Convert the stretch of the data from the line containing "Localize each UI" through the line containing "option-label[interactable]: All of" into a JSON list of strings, one string per line, skipping blank lines. Leave the pictures out of the answer.

### [RECORDS FOR THE EXERCISE]
>>>
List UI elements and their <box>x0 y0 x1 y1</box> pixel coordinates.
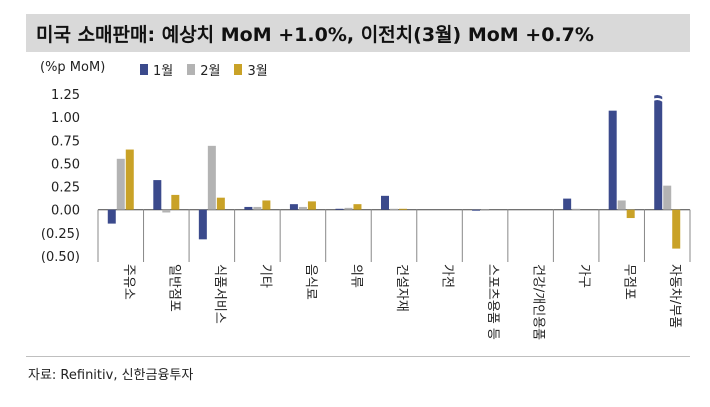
<<<
>>>
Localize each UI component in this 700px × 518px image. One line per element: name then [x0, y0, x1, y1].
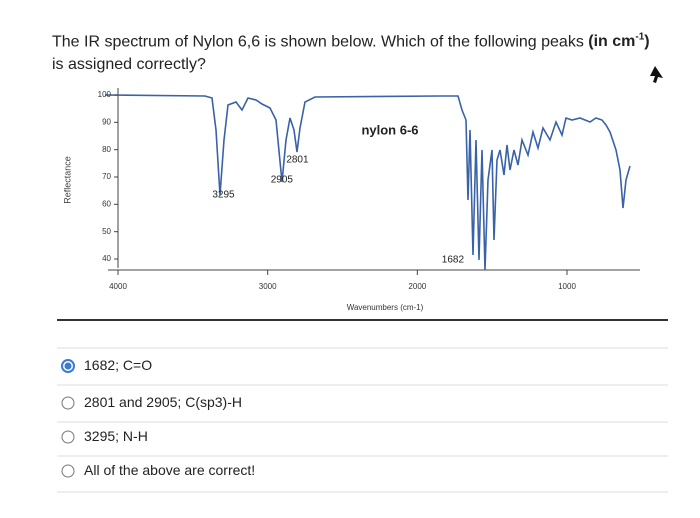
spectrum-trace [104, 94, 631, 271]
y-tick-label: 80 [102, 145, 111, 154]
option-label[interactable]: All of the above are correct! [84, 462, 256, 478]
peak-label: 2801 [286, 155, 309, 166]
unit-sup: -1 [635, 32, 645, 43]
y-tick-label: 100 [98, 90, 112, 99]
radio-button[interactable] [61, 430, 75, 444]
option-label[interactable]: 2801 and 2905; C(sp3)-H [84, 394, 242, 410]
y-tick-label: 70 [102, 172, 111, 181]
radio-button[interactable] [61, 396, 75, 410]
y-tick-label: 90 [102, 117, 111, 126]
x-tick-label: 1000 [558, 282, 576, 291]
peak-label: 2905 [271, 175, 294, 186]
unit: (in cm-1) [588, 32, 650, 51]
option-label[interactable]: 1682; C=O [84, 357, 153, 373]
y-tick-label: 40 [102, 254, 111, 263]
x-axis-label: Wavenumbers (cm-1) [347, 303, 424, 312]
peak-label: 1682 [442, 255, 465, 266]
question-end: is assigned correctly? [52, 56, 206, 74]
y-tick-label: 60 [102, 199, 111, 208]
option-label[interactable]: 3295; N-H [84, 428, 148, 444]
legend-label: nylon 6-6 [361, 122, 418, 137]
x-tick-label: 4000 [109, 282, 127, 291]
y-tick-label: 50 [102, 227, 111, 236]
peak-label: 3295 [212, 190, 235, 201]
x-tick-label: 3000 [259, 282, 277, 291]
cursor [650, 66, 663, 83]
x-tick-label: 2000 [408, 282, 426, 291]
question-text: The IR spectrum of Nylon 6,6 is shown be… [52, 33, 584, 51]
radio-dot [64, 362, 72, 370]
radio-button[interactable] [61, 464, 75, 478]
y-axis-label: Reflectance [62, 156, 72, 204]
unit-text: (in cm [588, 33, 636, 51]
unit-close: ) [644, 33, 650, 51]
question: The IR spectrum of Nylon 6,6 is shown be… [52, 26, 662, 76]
<<<
### [RESPONSE]
[
  "Localize each UI component in this 700px × 518px image. One line per element: name then [x0, y0, x1, y1].",
  "spectrum-trace [104, 94, 631, 271]",
  "y-tick-label: 80 [102, 145, 111, 154]",
  "option-label[interactable]: All of the above are correct! [84, 462, 256, 478]"
]